• Provided data:
>> BEGIN
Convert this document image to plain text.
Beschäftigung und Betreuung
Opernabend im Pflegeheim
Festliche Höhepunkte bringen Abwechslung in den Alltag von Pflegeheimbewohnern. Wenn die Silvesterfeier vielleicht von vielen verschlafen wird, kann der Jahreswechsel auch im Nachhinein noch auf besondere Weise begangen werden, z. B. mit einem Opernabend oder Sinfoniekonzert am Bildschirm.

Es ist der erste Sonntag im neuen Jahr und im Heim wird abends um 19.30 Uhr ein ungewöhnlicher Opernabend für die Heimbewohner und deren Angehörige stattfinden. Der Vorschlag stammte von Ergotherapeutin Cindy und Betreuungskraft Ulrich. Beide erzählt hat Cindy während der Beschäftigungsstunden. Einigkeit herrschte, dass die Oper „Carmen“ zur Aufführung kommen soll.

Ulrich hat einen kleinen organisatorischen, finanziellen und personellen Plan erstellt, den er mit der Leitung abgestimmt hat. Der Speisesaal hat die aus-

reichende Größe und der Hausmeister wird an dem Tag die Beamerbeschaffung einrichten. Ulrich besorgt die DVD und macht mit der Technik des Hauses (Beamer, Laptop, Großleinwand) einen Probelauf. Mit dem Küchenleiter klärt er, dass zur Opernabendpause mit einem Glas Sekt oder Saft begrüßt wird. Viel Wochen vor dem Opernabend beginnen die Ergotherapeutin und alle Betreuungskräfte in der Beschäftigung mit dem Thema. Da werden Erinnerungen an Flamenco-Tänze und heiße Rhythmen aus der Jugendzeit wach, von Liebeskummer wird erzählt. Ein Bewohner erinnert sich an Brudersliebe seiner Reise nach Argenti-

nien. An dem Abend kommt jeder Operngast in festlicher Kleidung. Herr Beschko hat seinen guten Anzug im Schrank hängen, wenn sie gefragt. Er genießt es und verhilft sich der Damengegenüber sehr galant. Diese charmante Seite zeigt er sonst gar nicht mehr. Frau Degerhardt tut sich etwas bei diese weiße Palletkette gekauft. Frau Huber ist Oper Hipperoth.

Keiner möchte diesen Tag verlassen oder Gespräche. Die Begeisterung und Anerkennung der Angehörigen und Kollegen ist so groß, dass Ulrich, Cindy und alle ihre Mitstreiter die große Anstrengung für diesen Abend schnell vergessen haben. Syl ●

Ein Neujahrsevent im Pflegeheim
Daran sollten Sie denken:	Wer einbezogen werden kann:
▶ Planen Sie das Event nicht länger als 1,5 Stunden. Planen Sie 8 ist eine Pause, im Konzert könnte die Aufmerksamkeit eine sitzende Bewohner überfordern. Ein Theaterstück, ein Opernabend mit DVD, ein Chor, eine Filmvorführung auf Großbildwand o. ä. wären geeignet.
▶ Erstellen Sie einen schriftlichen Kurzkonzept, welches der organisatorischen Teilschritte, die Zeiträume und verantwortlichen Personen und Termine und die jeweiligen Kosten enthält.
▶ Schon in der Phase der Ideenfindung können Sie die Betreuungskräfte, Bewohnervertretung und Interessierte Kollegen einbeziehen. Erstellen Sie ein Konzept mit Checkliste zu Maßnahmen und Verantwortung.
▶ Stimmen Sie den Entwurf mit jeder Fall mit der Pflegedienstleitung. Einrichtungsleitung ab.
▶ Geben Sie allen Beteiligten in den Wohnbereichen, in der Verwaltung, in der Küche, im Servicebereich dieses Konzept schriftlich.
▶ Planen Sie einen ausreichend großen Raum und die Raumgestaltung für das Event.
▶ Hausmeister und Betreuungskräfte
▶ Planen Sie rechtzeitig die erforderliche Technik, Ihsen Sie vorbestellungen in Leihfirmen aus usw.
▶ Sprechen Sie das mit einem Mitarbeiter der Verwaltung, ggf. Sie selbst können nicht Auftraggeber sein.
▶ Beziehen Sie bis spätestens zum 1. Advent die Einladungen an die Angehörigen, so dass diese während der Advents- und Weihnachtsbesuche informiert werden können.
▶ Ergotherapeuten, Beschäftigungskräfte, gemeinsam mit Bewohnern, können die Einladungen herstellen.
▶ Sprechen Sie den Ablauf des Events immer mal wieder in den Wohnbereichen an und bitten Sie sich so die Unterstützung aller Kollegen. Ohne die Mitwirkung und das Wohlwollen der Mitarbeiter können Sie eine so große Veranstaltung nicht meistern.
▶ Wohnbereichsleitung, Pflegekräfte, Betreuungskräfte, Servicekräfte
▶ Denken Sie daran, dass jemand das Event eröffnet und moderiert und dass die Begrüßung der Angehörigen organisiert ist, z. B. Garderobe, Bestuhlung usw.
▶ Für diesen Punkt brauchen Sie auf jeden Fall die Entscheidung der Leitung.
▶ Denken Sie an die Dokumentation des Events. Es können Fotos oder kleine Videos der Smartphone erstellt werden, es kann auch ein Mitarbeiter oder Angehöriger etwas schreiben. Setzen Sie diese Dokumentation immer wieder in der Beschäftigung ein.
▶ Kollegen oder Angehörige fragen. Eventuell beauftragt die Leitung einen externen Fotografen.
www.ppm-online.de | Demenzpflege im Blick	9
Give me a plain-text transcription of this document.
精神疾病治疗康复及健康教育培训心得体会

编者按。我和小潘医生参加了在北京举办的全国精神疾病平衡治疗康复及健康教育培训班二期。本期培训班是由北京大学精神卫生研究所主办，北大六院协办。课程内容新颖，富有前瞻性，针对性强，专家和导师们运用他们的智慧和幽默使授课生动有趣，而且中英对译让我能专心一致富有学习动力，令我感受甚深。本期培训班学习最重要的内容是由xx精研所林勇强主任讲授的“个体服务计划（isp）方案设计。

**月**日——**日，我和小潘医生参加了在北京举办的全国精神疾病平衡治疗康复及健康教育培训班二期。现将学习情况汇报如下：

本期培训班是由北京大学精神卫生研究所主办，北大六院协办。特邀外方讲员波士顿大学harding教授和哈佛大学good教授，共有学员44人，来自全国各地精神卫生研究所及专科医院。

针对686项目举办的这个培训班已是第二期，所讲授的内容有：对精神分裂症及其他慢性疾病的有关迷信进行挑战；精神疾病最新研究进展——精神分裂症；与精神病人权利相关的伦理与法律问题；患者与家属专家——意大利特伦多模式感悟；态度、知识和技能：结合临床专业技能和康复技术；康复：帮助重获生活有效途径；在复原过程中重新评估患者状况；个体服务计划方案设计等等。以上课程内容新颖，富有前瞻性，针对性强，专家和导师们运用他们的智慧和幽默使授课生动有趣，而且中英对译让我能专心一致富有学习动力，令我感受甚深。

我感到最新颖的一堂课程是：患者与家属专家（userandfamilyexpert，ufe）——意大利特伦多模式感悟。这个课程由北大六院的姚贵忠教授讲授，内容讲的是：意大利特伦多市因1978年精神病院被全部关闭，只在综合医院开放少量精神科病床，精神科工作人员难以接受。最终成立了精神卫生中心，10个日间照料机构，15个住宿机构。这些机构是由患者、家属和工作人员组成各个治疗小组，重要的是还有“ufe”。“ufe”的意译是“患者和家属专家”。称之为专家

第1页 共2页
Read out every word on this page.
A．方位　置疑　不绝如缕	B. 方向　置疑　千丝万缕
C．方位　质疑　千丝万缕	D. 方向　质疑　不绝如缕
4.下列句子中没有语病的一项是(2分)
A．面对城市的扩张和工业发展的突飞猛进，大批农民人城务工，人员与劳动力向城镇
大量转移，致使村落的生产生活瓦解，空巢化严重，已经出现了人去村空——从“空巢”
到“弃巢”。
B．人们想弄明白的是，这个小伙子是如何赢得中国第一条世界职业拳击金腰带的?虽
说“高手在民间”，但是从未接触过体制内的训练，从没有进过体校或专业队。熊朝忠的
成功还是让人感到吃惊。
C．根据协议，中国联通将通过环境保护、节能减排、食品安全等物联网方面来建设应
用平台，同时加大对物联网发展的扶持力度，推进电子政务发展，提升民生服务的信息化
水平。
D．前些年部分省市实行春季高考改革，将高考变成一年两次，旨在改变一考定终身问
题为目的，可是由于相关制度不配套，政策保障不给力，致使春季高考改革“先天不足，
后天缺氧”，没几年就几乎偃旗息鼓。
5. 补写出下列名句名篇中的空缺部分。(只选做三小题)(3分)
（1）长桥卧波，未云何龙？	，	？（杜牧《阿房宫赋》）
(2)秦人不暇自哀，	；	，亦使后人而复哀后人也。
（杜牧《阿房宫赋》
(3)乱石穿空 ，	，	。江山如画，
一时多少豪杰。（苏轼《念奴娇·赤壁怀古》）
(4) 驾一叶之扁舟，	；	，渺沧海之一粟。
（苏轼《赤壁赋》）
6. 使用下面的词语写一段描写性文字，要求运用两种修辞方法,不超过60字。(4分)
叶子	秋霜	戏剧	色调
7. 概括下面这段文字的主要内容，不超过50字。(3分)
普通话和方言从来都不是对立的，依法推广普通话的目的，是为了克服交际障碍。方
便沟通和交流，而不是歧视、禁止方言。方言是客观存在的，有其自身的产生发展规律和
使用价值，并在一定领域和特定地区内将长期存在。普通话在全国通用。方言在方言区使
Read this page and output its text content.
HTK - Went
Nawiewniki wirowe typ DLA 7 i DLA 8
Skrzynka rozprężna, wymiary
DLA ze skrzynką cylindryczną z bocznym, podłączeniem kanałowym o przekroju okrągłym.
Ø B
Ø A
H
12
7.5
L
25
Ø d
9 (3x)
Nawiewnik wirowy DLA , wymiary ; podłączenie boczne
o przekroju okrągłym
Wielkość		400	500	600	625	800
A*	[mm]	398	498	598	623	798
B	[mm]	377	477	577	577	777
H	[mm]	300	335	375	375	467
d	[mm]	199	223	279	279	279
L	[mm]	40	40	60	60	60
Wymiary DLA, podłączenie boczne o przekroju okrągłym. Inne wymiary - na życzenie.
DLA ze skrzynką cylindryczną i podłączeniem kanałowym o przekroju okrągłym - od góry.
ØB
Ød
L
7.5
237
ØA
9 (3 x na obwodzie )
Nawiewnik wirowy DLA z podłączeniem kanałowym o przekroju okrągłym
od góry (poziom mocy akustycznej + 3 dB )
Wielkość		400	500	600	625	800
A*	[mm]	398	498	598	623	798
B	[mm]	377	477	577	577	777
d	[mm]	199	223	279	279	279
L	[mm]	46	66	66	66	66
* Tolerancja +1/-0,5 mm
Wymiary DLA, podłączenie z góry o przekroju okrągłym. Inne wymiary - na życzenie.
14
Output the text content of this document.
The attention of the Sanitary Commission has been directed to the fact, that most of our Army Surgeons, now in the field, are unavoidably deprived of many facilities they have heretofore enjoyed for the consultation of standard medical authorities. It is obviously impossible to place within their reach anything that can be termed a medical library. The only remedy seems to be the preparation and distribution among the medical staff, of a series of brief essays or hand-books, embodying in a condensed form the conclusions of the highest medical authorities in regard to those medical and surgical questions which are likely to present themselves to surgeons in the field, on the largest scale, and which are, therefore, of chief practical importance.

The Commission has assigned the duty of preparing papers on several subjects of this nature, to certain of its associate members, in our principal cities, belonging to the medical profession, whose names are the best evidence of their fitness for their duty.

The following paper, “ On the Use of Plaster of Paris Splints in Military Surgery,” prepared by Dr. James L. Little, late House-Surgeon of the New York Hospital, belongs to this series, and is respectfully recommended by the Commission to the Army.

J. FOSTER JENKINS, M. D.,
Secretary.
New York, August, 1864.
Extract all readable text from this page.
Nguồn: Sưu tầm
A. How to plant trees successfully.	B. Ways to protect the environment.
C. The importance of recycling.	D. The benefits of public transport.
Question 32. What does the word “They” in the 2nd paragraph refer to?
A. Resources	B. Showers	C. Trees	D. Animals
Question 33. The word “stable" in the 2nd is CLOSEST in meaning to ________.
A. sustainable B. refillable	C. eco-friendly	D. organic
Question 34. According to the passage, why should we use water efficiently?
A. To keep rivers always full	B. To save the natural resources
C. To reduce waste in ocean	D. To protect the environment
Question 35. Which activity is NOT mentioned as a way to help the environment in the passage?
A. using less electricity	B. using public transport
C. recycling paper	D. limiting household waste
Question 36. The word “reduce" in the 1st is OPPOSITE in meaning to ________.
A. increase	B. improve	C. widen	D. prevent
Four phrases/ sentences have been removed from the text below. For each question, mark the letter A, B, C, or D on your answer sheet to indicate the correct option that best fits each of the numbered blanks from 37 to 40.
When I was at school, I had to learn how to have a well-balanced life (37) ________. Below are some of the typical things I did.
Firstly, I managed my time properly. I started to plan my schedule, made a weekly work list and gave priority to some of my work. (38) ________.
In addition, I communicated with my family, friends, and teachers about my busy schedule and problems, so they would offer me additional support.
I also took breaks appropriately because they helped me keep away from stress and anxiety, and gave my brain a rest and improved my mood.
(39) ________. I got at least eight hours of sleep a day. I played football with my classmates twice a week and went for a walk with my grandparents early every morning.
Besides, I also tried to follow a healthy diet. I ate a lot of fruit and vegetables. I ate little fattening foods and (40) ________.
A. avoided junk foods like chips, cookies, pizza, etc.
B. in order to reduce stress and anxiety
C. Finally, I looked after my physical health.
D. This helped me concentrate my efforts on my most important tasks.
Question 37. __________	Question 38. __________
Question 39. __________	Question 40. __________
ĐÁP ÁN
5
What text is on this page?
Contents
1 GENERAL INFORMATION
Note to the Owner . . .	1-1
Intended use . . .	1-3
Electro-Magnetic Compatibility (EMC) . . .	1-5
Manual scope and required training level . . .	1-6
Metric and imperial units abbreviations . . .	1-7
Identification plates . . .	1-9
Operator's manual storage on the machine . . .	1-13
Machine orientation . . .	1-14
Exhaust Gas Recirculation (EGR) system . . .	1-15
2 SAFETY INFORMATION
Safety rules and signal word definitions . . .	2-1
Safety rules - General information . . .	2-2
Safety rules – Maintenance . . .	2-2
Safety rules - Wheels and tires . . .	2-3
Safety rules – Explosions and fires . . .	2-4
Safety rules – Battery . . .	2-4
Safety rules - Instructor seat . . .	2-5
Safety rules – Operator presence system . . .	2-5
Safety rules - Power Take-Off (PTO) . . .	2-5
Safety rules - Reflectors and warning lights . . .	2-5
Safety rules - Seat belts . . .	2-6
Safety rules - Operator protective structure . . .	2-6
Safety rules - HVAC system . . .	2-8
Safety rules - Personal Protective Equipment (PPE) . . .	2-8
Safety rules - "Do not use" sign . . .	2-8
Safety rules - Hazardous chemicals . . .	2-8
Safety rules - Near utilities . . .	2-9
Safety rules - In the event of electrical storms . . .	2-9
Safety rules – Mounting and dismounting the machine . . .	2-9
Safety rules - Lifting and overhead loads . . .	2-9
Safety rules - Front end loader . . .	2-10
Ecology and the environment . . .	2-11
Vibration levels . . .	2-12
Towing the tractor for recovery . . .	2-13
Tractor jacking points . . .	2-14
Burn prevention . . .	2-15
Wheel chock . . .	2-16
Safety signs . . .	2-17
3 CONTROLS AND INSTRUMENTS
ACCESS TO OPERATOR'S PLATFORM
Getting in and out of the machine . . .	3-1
>> END
• Written problem: How many lines in the listing above contain the string "千丝万缕"? Answer with the number only.

• Result of this task: 2